--- START OF Given text ---

Art of Gardening

Master Gardener's LogoMuscatine Community College’s Continuing Education Department is again offering its popular Art of Gardening daylong seminar, to educate and inspire others to seek enjoyment and fulfillment through a variety of home gardening-related topics and activities. 

This year’s seminar will be held:

Saturday, March 9, 2019

MCC Strahan Hall
152 Colorado Street
Muscatine, IA

Class ID: #3621

Cost: $45 (includes lunch)

Registration is from 7:30 - 8:15 a.m. with coffee provided. The Welcome and Announcements are from 8:30 - 8:45 a.m. followed by the breakout sessions. Breakout sessions are scheduled for the day as well as vendor exhibits, and the Business Professional of America Bake Sale (MCC Student Organization).

REGISTER ONLINE

For more information contact Cynthia Kress in Muscatine Community College’s Continuing Education Department, 563-288-6161 or toll free 1-888-351-4669.

Session Options

Session 1 (9 - 9:50 a.m.)

  1. NEW ANNUALS/PERENNIALS FOR 2019
    Maria McCalley, Owner-Hilltop Greenhouses
    Always on the cutting edge with the newest and most interesting plants at her greenhouse, Maria will share what she believes will be the “must have” plants for your 2019 garden.

  2. XERISCAPING
    Peggy Burrows, Meyers Landscape
    Peggy will define the term “xeriscaping” and its application for the Midwest. She will explain how to establish and maintain an attractive and healthy landscape while reducing water usage through the use of drought tolerant plants and other water saving practices.

  3. LANDOWNER CONSERVATION OPTIONS AND STRATEGIES
    Ron Knopik, Scott County Master Gardener
    Ron will cover topics ranging from pollinator seedings, wetbed restorations, invasive species removal and controlling encroachment. Special attention will be given to participant questions and options to fund these efforts.

  4. BLUEBERRIES, STRAWBERRIES, RASPBERRIES, OH MY!
    Deb Walser, Linn County Master Gardener
    Blueberries, strawberries and raspberries can grow in Iowa and taste better coming out of your own garden. Learn how to adjust your soil, how and where to plant. Learn the special needs of watering. Learn how to prune the first year and future years from LCMG Deb Walser. She will present the different types of berries for the best crop in Iowa. Deb has grown berries for a family of 4 in Iowa for more than 20 years. Now if she could just figure out how to keep the neighbor children out of them…

  5. DONATION GARDENING-IMPROVING FOOD SECURITY
    Krista Regennitter, Muscatine County Extension Director
    Donation gardening is easy! You can donate excess produce from your own garden, plant extra rows specifically for donation, or work with other gardeners to plant a whole garden specifically for donation to a food pantry. Join us to learn about the food insecurity needs in Muscatine County and how gardeners can help.

--- END OF Given text ---

Prompt A:
Retype the seminar announcement between "Class ID: #3621" and "(9 - 9:50 a.m.)", inclusive.
Prompt B:
Answer these questions from the seminar announcement:
(i) What does the $45 cost include?
(ii) Who is the owner of Hilltop Greenhouses?
(iii) For how many years has Deb Walser grown berries for a family of 4 in Iowa?
The lines after this point have no role here.

--- START OF Material provided ---

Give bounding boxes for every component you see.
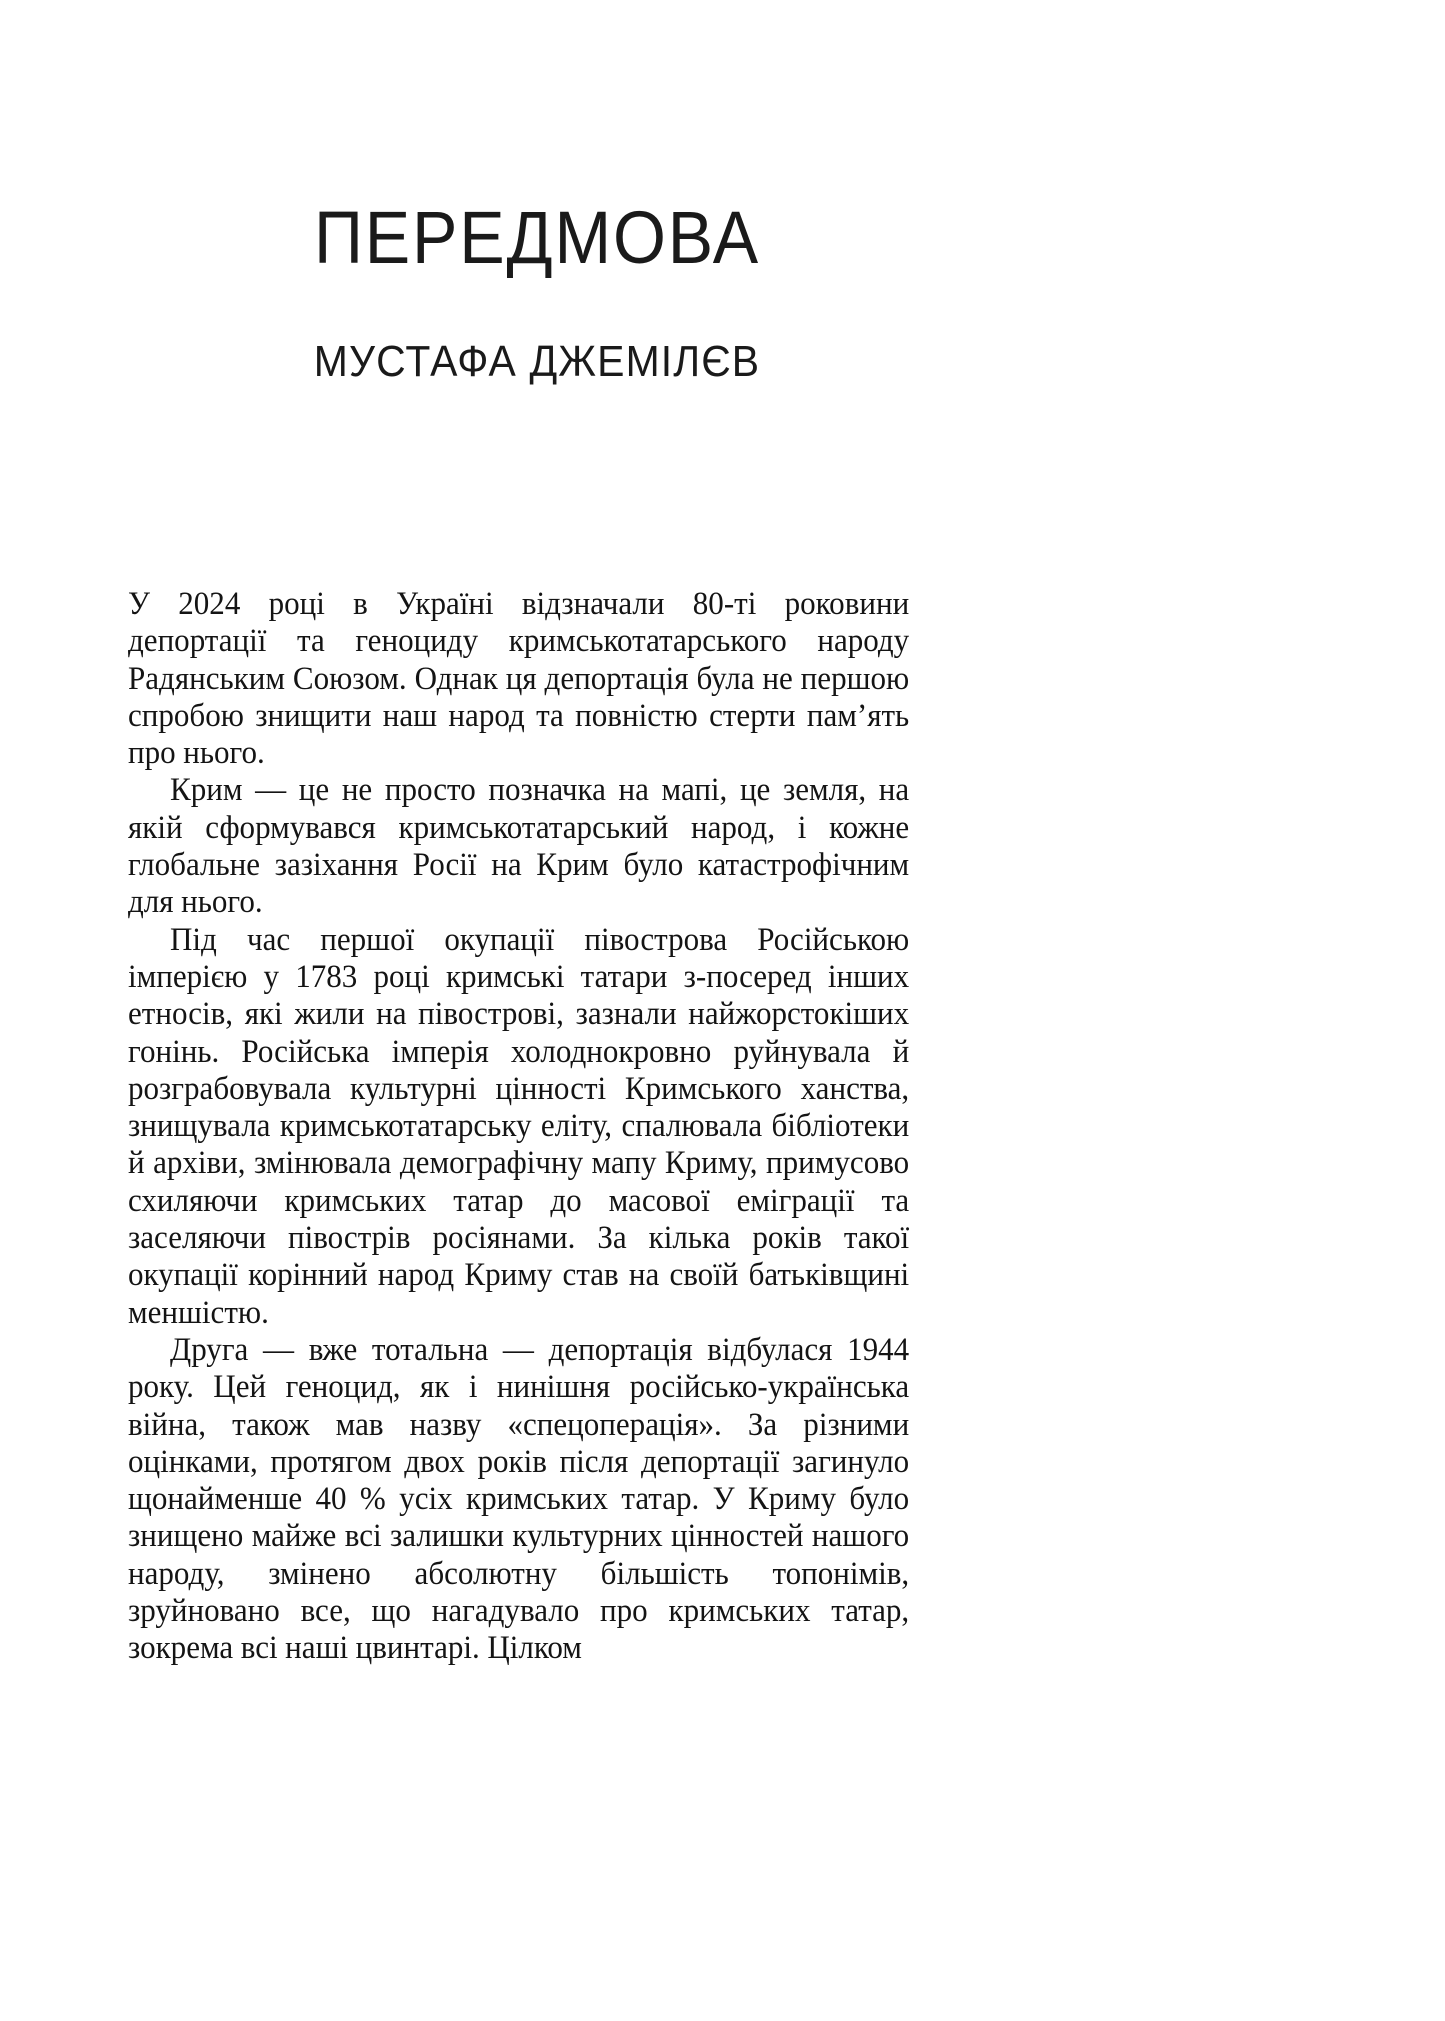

--- END OF Material provided ---

Task solution A:
Class ID: #3621

Cost: $45 (includes lunch)

Registration is from 7:30 - 8:15 a.m. with coffee provided. The Welcome and Announcements are from 8:30 - 8:45 a.m. followed by the breakout sessions. Breakout sessions are scheduled for the day as well as vendor exhibits, and the Business Professional of America Bake Sale (MCC Student Organization).

REGISTER ONLINE

For more information contact Cynthia Kress in Muscatine Community College’s Continuing Education Department, 563-288-6161 or toll free 1-888-351-4669.

Session Options

Session 1 (9 - 9:50 a.m.)

Task solution B:
(i) Lunch.
(ii) Maria McCalley.
(iii) More than 20 years.